INSTRUCTIONS FOR THE TASK =
The records that follow are to be repeated without alteration.

GIVEN DATA =
◇ ◇ ◇ ◇ ◇

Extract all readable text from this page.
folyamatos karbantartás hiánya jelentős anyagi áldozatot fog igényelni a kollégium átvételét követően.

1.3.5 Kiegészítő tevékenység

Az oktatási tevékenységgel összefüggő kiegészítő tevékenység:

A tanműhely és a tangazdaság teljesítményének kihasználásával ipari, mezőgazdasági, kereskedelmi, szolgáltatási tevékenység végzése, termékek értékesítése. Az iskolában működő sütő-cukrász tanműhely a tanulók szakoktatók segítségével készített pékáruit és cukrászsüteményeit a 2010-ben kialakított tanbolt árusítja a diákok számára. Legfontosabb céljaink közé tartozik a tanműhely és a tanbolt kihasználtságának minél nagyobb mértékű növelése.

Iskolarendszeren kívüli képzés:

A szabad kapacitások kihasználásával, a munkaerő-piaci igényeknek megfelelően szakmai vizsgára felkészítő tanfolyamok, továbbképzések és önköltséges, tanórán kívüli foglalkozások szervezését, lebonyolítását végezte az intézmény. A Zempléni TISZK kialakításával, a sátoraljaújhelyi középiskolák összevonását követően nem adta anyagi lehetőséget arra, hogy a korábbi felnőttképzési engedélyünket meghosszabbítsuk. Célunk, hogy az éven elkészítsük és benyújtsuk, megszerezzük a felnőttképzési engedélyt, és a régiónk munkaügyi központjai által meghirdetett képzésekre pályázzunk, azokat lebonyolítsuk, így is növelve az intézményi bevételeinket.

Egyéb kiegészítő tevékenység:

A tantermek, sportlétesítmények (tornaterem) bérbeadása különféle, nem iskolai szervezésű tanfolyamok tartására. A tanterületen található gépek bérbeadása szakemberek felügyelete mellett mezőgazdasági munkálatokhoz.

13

◇ ◇ ◇ ◇ ◇

THE COMPLETED TASK =
Extract all readable text from this page.
folyamatos karbantartás hiánya jelentős anyagi áldozatot fog igényelni a kollégium átvételét követően.

1.3.5 Kiegészítő tevékenység

Az oktatási tevékenységgel összefüggő kiegészítő tevékenység:

A tanműhely és a tangazdaság teljesítményének kihasználásával ipari, mezőgazdasági, kereskedelmi, szolgáltatási tevékenység végzése, termékek értékesítése. Az iskolában működő sütő-cukrász tanműhely a tanulók szakoktatók segítségével készített pékáruit és cukrászsüteményeit a 2010-ben kialakított tanbolt árusítja a diákok számára. Legfontosabb céljaink közé tartozik a tanműhely és a tanbolt kihasználtságának minél nagyobb mértékű növelése.

Iskolarendszeren kívüli képzés:

A szabad kapacitások kihasználásával, a munkaerő-piaci igényeknek megfelelően szakmai vizsgára felkészítő tanfolyamok, továbbképzések és önköltséges, tanórán kívüli foglalkozások szervezését, lebonyolítását végezte az intézmény. A Zempléni TISZK kialakításával, a sátoraljaújhelyi középiskolák összevonását követően nem adta anyagi lehetőséget arra, hogy a korábbi felnőttképzési engedélyünket meghosszabbítsuk. Célunk, hogy az éven elkészítsük és benyújtsuk, megszerezzük a felnőttképzési engedélyt, és a régiónk munkaügyi központjai által meghirdetett képzésekre pályázzunk, azokat lebonyolítsuk, így is növelve az intézményi bevételeinket.

Egyéb kiegészítő tevékenység:

A tantermek, sportlétesítmények (tornaterem) bérbeadása különféle, nem iskolai szervezésű tanfolyamok tartására. A tanterületen található gépek bérbeadása szakemberek felügyelete mellett mezőgazdasági munkálatokhoz.

13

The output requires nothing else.